* Begin Exercise data *
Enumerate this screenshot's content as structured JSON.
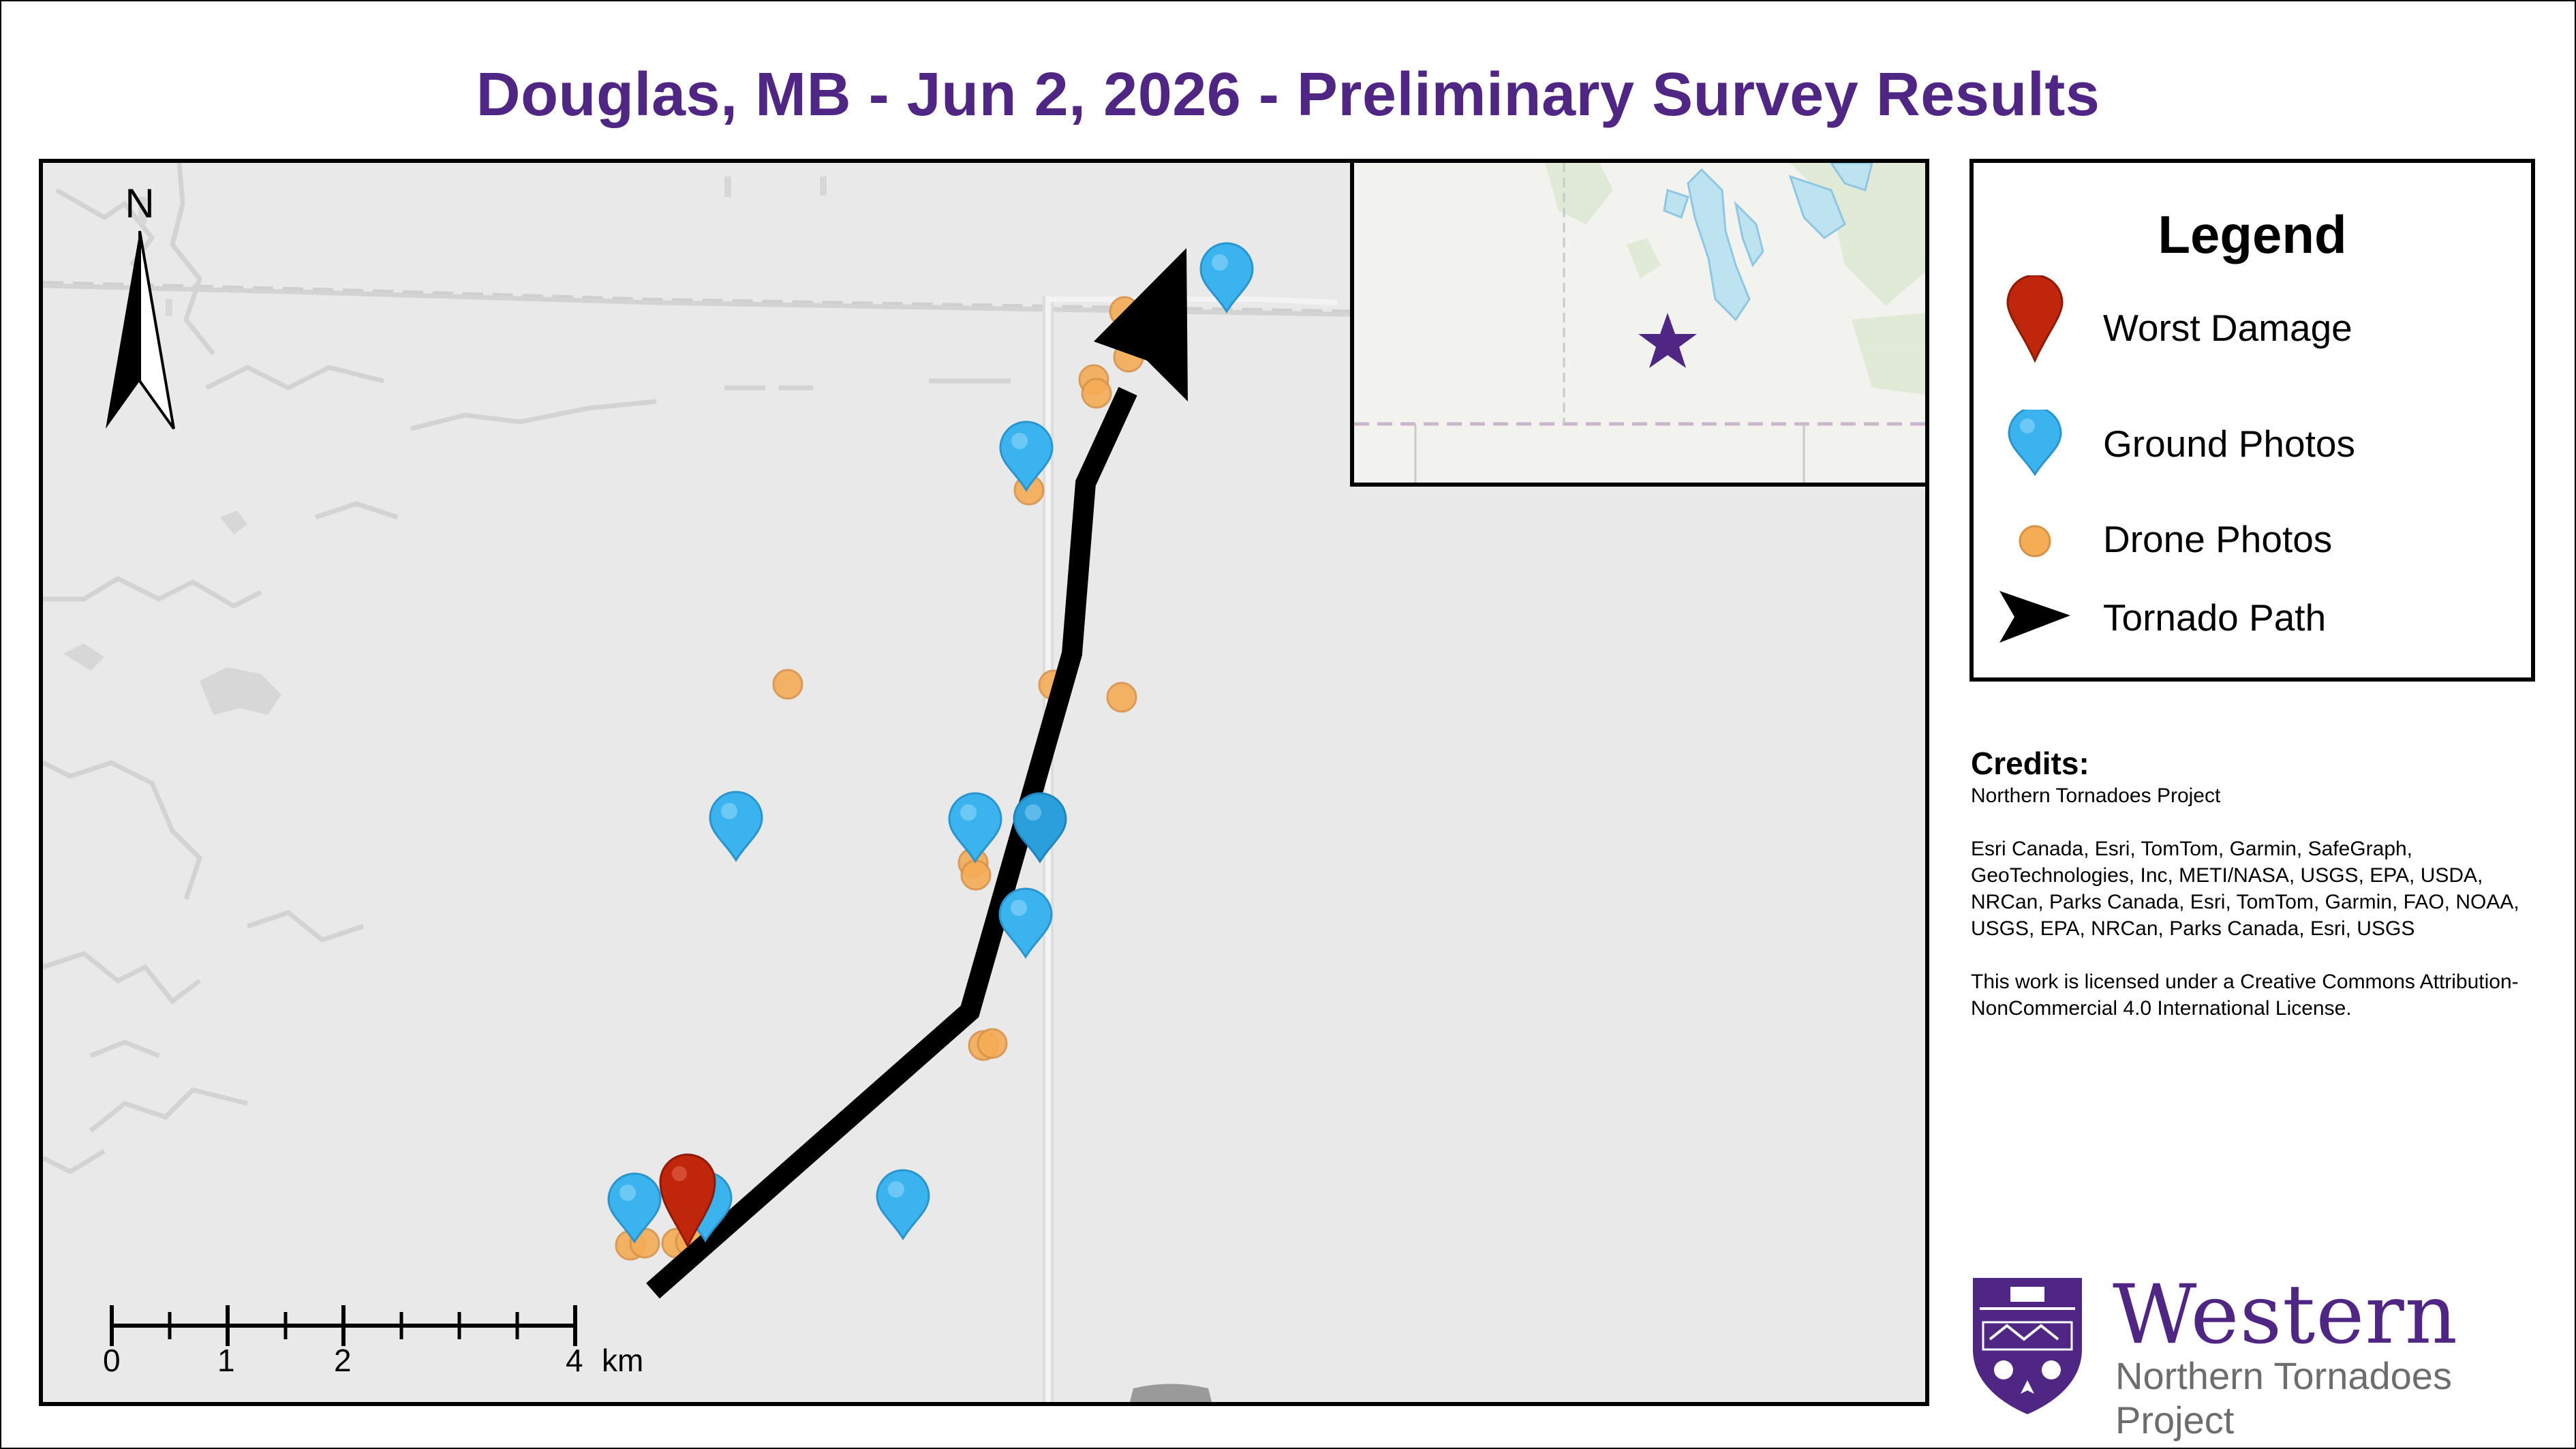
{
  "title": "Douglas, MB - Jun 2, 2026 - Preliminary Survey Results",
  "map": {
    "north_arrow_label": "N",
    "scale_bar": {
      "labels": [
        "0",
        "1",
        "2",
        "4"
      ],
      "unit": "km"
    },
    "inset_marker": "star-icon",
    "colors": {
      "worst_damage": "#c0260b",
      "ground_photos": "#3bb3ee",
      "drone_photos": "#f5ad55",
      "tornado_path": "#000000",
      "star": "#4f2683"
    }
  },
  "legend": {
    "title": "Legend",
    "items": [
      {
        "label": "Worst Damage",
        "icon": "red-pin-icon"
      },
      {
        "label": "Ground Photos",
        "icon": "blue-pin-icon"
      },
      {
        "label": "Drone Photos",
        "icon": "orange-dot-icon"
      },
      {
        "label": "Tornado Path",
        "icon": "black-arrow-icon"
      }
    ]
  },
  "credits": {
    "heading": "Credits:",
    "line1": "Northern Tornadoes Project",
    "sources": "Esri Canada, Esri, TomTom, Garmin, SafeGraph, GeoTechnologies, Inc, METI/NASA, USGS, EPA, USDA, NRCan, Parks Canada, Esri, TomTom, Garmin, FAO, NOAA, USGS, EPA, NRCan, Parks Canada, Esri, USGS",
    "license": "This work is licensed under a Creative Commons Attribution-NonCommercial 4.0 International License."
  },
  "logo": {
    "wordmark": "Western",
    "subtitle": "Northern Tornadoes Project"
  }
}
* End Exercise data *
## Directions for this task
Pull out every line in the data above that has the word "Northern".

## Written solution
    "line1": "Northern Tornadoes Project",
    "subtitle": "Northern Tornadoes Project"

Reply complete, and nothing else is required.